→ **Task statement**: Restate each line word for word. Leave out every picture.

^^^^

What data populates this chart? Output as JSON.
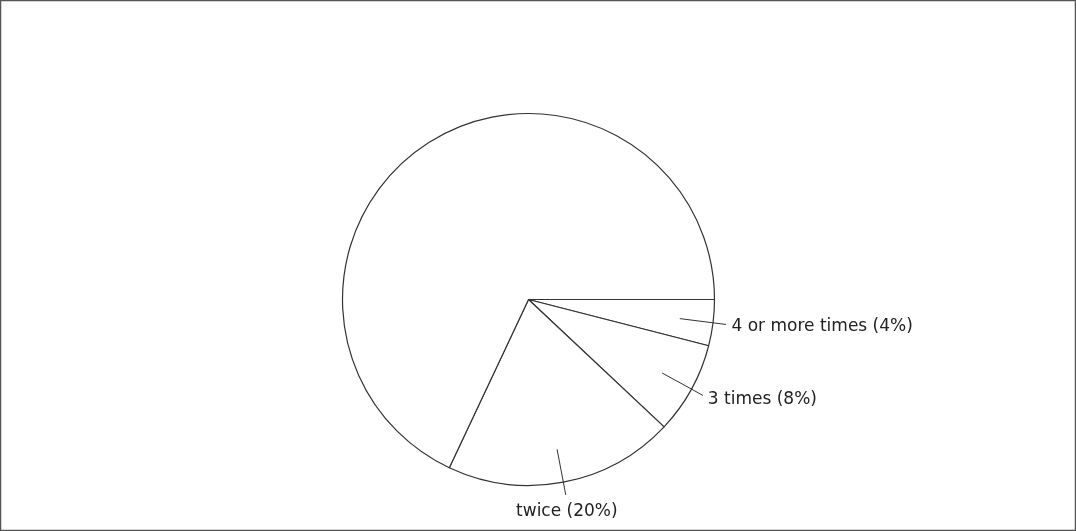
{
  "chart_data": {
    "type": "pie",
    "categories": [
      "4 or more times (4%)",
      "3 times (8%)",
      "twice (20%)",
      null
    ],
    "values": [
      4,
      8,
      20,
      68
    ],
    "colors": [
      "#ffffff",
      "#ffffff",
      "#ffffff",
      "#ffffff"
    ]
  }
}
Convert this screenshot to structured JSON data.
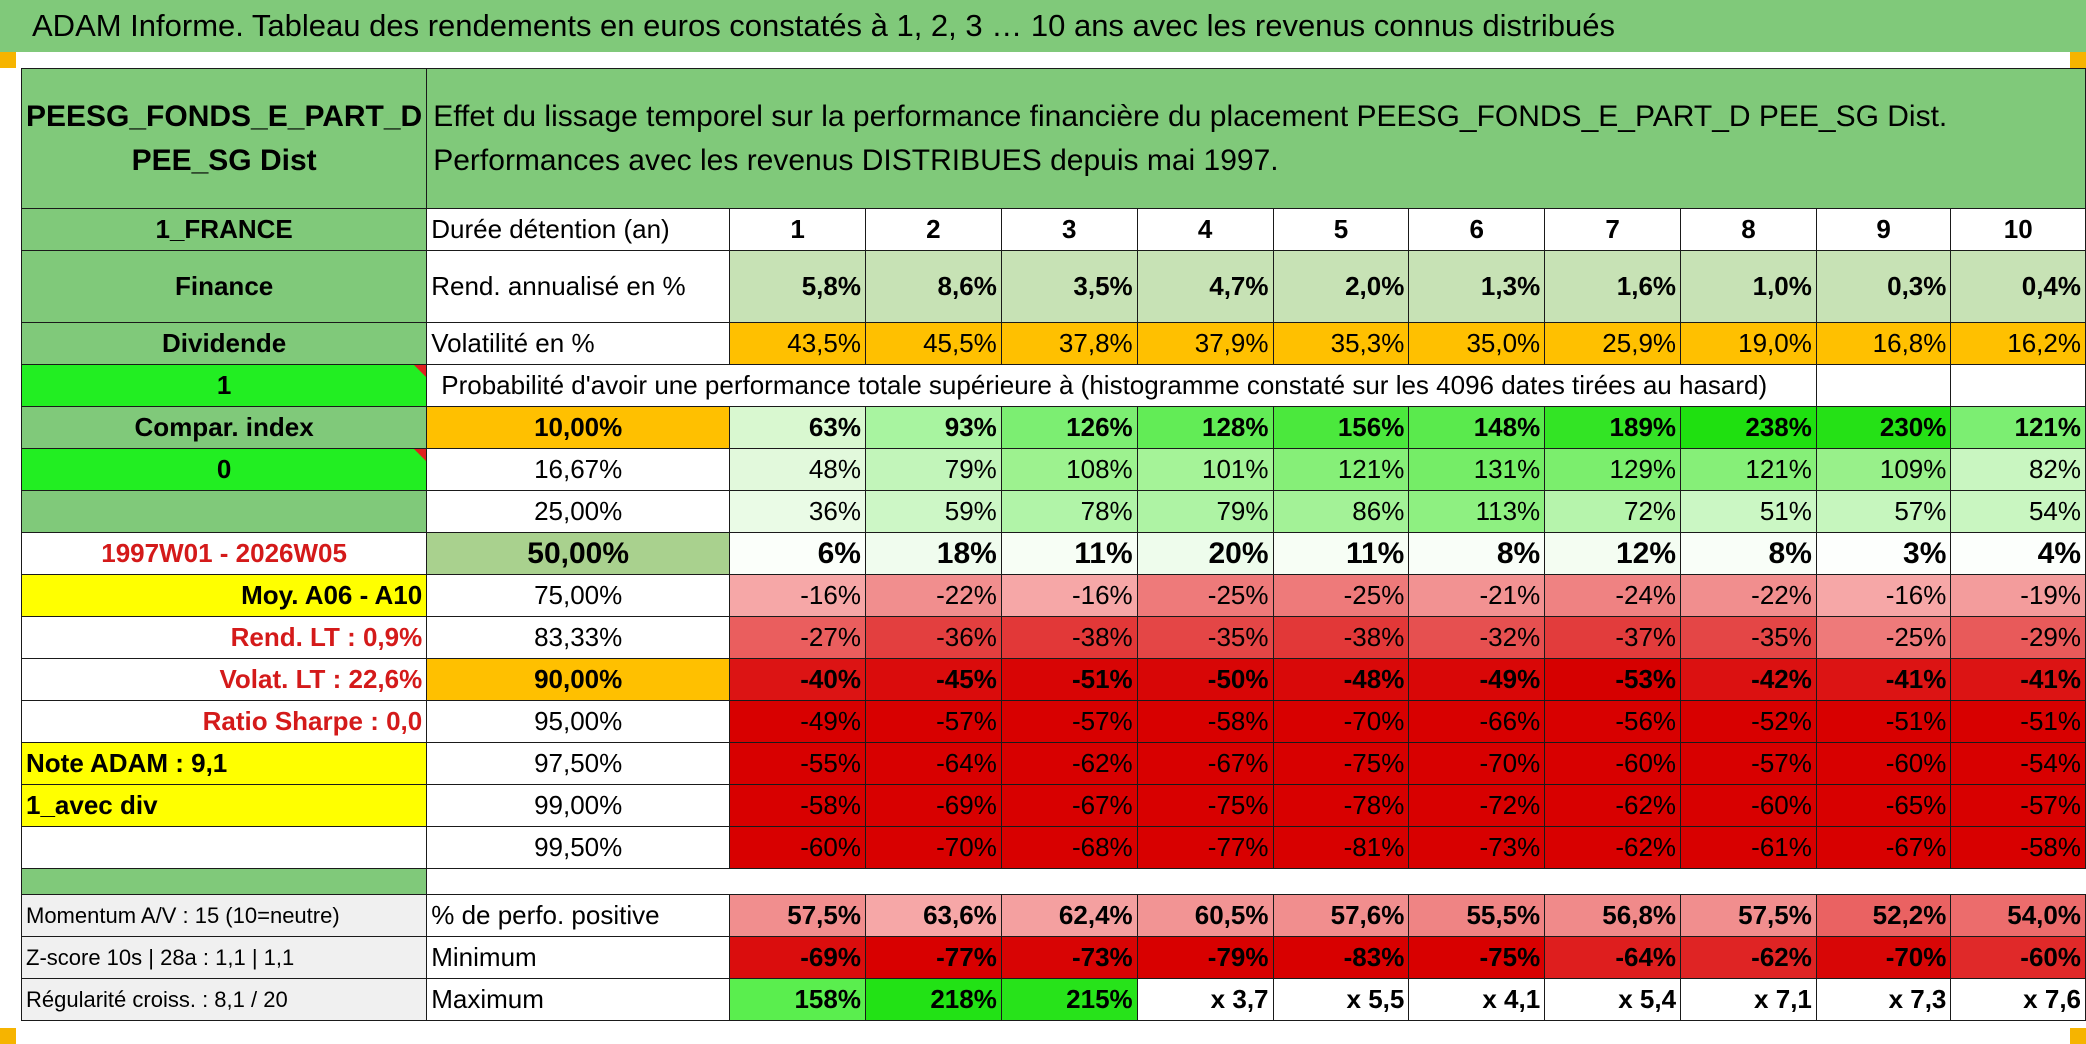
{
  "title": "ADAM Informe. Tableau des rendements en euros constatés à 1, 2, 3 … 10 ans avec les revenus connus distribués",
  "fund": {
    "name": "PEESG_FONDS_E_PART_D PEE_SG Dist",
    "description": "Effet du lissage temporel sur la performance financière du placement PEESG_FONDS_E_PART_D PEE_SG Dist. Performances avec les revenus DISTRIBUES depuis mai 1997."
  },
  "side": {
    "country": "1_FRANCE",
    "sector": "Finance",
    "type": "Dividende",
    "flag1": "1",
    "compar": "Compar. index",
    "flag2": "0",
    "period": "1997W01 - 2026W05",
    "moy": "Moy. A06 - A10",
    "rend_lt": "Rend. LT :   0,9%",
    "volat_lt": "Volat. LT :   22,6%",
    "sharpe": "Ratio Sharpe :    0,0",
    "note": "Note ADAM : 9,1",
    "div": "1_avec div",
    "momentum": "Momentum A/V : 15 (10=neutre)",
    "zscore": "Z-score 10s | 28a : 1,1 | 1,1",
    "regularite": "Régularité croiss. : 8,1 / 20"
  },
  "durations_label": "Durée détention (an)",
  "durations": [
    "1",
    "2",
    "3",
    "4",
    "5",
    "6",
    "7",
    "8",
    "9",
    "10"
  ],
  "rend": {
    "label": "Rend. annualisé en %",
    "values": [
      "5,8%",
      "8,6%",
      "3,5%",
      "4,7%",
      "2,0%",
      "1,3%",
      "1,6%",
      "1,0%",
      "0,3%",
      "0,4%"
    ]
  },
  "vol": {
    "label": "Volatilité en %",
    "values": [
      "43,5%",
      "45,5%",
      "37,8%",
      "37,9%",
      "35,3%",
      "35,0%",
      "25,9%",
      "19,0%",
      "16,8%",
      "16,2%"
    ]
  },
  "proba_label": "Probabilité d'avoir une performance totale supérieure à (histogramme constaté sur les 4096 dates tirées au hasard)",
  "proba_rows": [
    {
      "pct": "10,00%",
      "values": [
        "63%",
        "93%",
        "126%",
        "128%",
        "156%",
        "148%",
        "189%",
        "238%",
        "230%",
        "121%"
      ]
    },
    {
      "pct": "16,67%",
      "values": [
        "48%",
        "79%",
        "108%",
        "101%",
        "121%",
        "131%",
        "129%",
        "121%",
        "109%",
        "82%"
      ]
    },
    {
      "pct": "25,00%",
      "values": [
        "36%",
        "59%",
        "78%",
        "79%",
        "86%",
        "113%",
        "72%",
        "51%",
        "57%",
        "54%"
      ]
    },
    {
      "pct": "50,00%",
      "values": [
        "6%",
        "18%",
        "11%",
        "20%",
        "11%",
        "8%",
        "12%",
        "8%",
        "3%",
        "4%"
      ]
    },
    {
      "pct": "75,00%",
      "values": [
        "-16%",
        "-22%",
        "-16%",
        "-25%",
        "-25%",
        "-21%",
        "-24%",
        "-22%",
        "-16%",
        "-19%"
      ]
    },
    {
      "pct": "83,33%",
      "values": [
        "-27%",
        "-36%",
        "-38%",
        "-35%",
        "-38%",
        "-32%",
        "-37%",
        "-35%",
        "-25%",
        "-29%"
      ]
    },
    {
      "pct": "90,00%",
      "values": [
        "-40%",
        "-45%",
        "-51%",
        "-50%",
        "-48%",
        "-49%",
        "-53%",
        "-42%",
        "-41%",
        "-41%"
      ]
    },
    {
      "pct": "95,00%",
      "values": [
        "-49%",
        "-57%",
        "-57%",
        "-58%",
        "-70%",
        "-66%",
        "-56%",
        "-52%",
        "-51%",
        "-51%"
      ]
    },
    {
      "pct": "97,50%",
      "values": [
        "-55%",
        "-64%",
        "-62%",
        "-67%",
        "-75%",
        "-70%",
        "-60%",
        "-57%",
        "-60%",
        "-54%"
      ]
    },
    {
      "pct": "99,00%",
      "values": [
        "-58%",
        "-69%",
        "-67%",
        "-75%",
        "-78%",
        "-72%",
        "-62%",
        "-60%",
        "-65%",
        "-57%"
      ]
    },
    {
      "pct": "99,50%",
      "values": [
        "-60%",
        "-70%",
        "-68%",
        "-77%",
        "-81%",
        "-73%",
        "-62%",
        "-61%",
        "-67%",
        "-58%"
      ]
    }
  ],
  "positive": {
    "label": "% de perfo. positive",
    "values": [
      "57,5%",
      "63,6%",
      "62,4%",
      "60,5%",
      "57,6%",
      "55,5%",
      "56,8%",
      "57,5%",
      "52,2%",
      "54,0%"
    ]
  },
  "minimum": {
    "label": "Minimum",
    "values": [
      "-69%",
      "-77%",
      "-73%",
      "-79%",
      "-83%",
      "-75%",
      "-64%",
      "-62%",
      "-70%",
      "-60%"
    ]
  },
  "maximum": {
    "label": "Maximum",
    "values": [
      "158%",
      "218%",
      "215%",
      "x 3,7",
      "x 5,5",
      "x 4,1",
      "x 5,4",
      "x 7,1",
      "x 7,3",
      "x 7,6"
    ]
  },
  "colors": {
    "title_bg": "#80c97a",
    "label_green": "#80c97a",
    "flag_green": "#22ee22",
    "yellow": "#ffff00",
    "orange": "#ffc000",
    "rend_green": "#c7e2b5",
    "side_red_text": "#d41a1a"
  }
}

^^^^

→ **Right answer**:
What data populates this chart? Output as JSON.
{
  "chart_data": {
    "type": "pie",
    "categories": [
      "4 or more times (4%)",
      "3 times (8%)",
      "twice (20%)",
      null
    ],
    "values": [
      4,
      8,
      20,
      68
    ],
    "colors": [
      "#ffffff",
      "#ffffff",
      "#ffffff",
      "#ffffff"
    ]
  }
}
Convert this screenshot to structured JSON data.
{
  "title": "ADAM Informe. Tableau des rendements en euros constatés à 1, 2, 3 … 10 ans avec les revenus connus distribués",
  "fund": {
    "name": "PEESG_FONDS_E_PART_D PEE_SG Dist",
    "description": "Effet du lissage temporel sur la performance financière du placement PEESG_FONDS_E_PART_D PEE_SG Dist. Performances avec les revenus DISTRIBUES depuis mai 1997."
  },
  "side": {
    "country": "1_FRANCE",
    "sector": "Finance",
    "type": "Dividende",
    "flag1": "1",
    "compar": "Compar. index",
    "flag2": "0",
    "period": "1997W01 - 2026W05",
    "moy": "Moy. A06 - A10",
    "rend_lt": "Rend. LT :   0,9%",
    "volat_lt": "Volat. LT :   22,6%",
    "sharpe": "Ratio Sharpe :    0,0",
    "note": "Note ADAM : 9,1",
    "div": "1_avec div",
    "momentum": "Momentum A/V : 15 (10=neutre)",
    "zscore": "Z-score 10s | 28a : 1,1 | 1,1",
    "regularite": "Régularité croiss. : 8,1 / 20"
  },
  "durations_label": "Durée détention (an)",
  "durations": [
    "1",
    "2",
    "3",
    "4",
    "5",
    "6",
    "7",
    "8",
    "9",
    "10"
  ],
  "rend": {
    "label": "Rend. annualisé en %",
    "values": [
      "5,8%",
      "8,6%",
      "3,5%",
      "4,7%",
      "2,0%",
      "1,3%",
      "1,6%",
      "1,0%",
      "0,3%",
      "0,4%"
    ]
  },
  "vol": {
    "label": "Volatilité en %",
    "values": [
      "43,5%",
      "45,5%",
      "37,8%",
      "37,9%",
      "35,3%",
      "35,0%",
      "25,9%",
      "19,0%",
      "16,8%",
      "16,2%"
    ]
  },
  "proba_label": "Probabilité d'avoir une performance totale supérieure à (histogramme constaté sur les 4096 dates tirées au hasard)",
  "proba_rows": [
    {
      "pct": "10,00%",
      "values": [
        "63%",
        "93%",
        "126%",
        "128%",
        "156%",
        "148%",
        "189%",
        "238%",
        "230%",
        "121%"
      ]
    },
    {
      "pct": "16,67%",
      "values": [
        "48%",
        "79%",
        "108%",
        "101%",
        "121%",
        "131%",
        "129%",
        "121%",
        "109%",
        "82%"
      ]
    },
    {
      "pct": "25,00%",
      "values": [
        "36%",
        "59%",
        "78%",
        "79%",
        "86%",
        "113%",
        "72%",
        "51%",
        "57%",
        "54%"
      ]
    },
    {
      "pct": "50,00%",
      "values": [
        "6%",
        "18%",
        "11%",
        "20%",
        "11%",
        "8%",
        "12%",
        "8%",
        "3%",
        "4%"
      ]
    },
    {
      "pct": "75,00%",
      "values": [
        "-16%",
        "-22%",
        "-16%",
        "-25%",
        "-25%",
        "-21%",
        "-24%",
        "-22%",
        "-16%",
        "-19%"
      ]
    },
    {
      "pct": "83,33%",
      "values": [
        "-27%",
        "-36%",
        "-38%",
        "-35%",
        "-38%",
        "-32%",
        "-37%",
        "-35%",
        "-25%",
        "-29%"
      ]
    },
    {
      "pct": "90,00%",
      "values": [
        "-40%",
        "-45%",
        "-51%",
        "-50%",
        "-48%",
        "-49%",
        "-53%",
        "-42%",
        "-41%",
        "-41%"
      ]
    },
    {
      "pct": "95,00%",
      "values": [
        "-49%",
        "-57%",
        "-57%",
        "-58%",
        "-70%",
        "-66%",
        "-56%",
        "-52%",
        "-51%",
        "-51%"
      ]
    },
    {
      "pct": "97,50%",
      "values": [
        "-55%",
        "-64%",
        "-62%",
        "-67%",
        "-75%",
        "-70%",
        "-60%",
        "-57%",
        "-60%",
        "-54%"
      ]
    },
    {
      "pct": "99,00%",
      "values": [
        "-58%",
        "-69%",
        "-67%",
        "-75%",
        "-78%",
        "-72%",
        "-62%",
        "-60%",
        "-65%",
        "-57%"
      ]
    },
    {
      "pct": "99,50%",
      "values": [
        "-60%",
        "-70%",
        "-68%",
        "-77%",
        "-81%",
        "-73%",
        "-62%",
        "-61%",
        "-67%",
        "-58%"
      ]
    }
  ],
  "positive": {
    "label": "% de perfo. positive",
    "values": [
      "57,5%",
      "63,6%",
      "62,4%",
      "60,5%",
      "57,6%",
      "55,5%",
      "56,8%",
      "57,5%",
      "52,2%",
      "54,0%"
    ]
  },
  "minimum": {
    "label": "Minimum",
    "values": [
      "-69%",
      "-77%",
      "-73%",
      "-79%",
      "-83%",
      "-75%",
      "-64%",
      "-62%",
      "-70%",
      "-60%"
    ]
  },
  "maximum": {
    "label": "Maximum",
    "values": [
      "158%",
      "218%",
      "215%",
      "x 3,7",
      "x 5,5",
      "x 4,1",
      "x 5,4",
      "x 7,1",
      "x 7,3",
      "x 7,6"
    ]
  },
  "colors": {
    "title_bg": "#80c97a",
    "label_green": "#80c97a",
    "flag_green": "#22ee22",
    "yellow": "#ffff00",
    "orange": "#ffc000",
    "rend_green": "#c7e2b5",
    "side_red_text": "#d41a1a"
  }
}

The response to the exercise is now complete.